§ **Task details**: Copy out all of the data exactly as it appears.

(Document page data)
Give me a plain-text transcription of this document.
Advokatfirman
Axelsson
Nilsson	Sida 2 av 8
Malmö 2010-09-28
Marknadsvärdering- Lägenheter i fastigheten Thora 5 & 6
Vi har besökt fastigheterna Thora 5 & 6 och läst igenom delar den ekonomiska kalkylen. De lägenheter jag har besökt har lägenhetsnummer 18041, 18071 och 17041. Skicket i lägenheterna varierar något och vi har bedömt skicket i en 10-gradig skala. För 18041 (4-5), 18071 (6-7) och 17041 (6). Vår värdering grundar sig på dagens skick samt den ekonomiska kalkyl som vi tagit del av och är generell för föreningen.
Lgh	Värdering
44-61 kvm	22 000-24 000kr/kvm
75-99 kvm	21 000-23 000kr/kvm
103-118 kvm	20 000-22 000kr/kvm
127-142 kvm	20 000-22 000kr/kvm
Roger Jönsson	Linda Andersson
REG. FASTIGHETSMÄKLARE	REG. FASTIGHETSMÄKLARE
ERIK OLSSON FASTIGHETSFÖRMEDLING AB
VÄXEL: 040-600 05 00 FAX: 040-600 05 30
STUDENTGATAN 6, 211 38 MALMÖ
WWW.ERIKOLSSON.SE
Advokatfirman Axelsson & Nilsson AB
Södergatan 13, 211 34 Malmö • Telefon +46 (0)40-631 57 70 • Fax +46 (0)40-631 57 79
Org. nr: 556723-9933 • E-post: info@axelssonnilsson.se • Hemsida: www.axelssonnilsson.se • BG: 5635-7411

§ **Task result**:
Give me a plain-text transcription of this document.
Advokatfirman
Axelsson
Nilsson	Sida 2 av 8
Malmö 2010-09-28
Marknadsvärdering- Lägenheter i fastigheten Thora 5 & 6
Vi har besökt fastigheterna Thora 5 & 6 och läst igenom delar den ekonomiska kalkylen. De lägenheter jag har besökt har lägenhetsnummer 18041, 18071 och 17041. Skicket i lägenheterna varierar något och vi har bedömt skicket i en 10-gradig skala. För 18041 (4-5), 18071 (6-7) och 17041 (6). Vår värdering grundar sig på dagens skick samt den ekonomiska kalkyl som vi tagit del av och är generell för föreningen.
Lgh	Värdering
44-61 kvm	22 000-24 000kr/kvm
75-99 kvm	21 000-23 000kr/kvm
103-118 kvm	20 000-22 000kr/kvm
127-142 kvm	20 000-22 000kr/kvm
Roger Jönsson	Linda Andersson
REG. FASTIGHETSMÄKLARE	REG. FASTIGHETSMÄKLARE
ERIK OLSSON FASTIGHETSFÖRMEDLING AB
VÄXEL: 040-600 05 00 FAX: 040-600 05 30
STUDENTGATAN 6, 211 38 MALMÖ
WWW.ERIKOLSSON.SE
Advokatfirman Axelsson & Nilsson AB
Södergatan 13, 211 34 Malmö • Telefon +46 (0)40-631 57 70 • Fax +46 (0)40-631 57 79
Org. nr: 556723-9933 • E-post: info@axelssonnilsson.se • Hemsida: www.axelssonnilsson.se • BG: 5635-7411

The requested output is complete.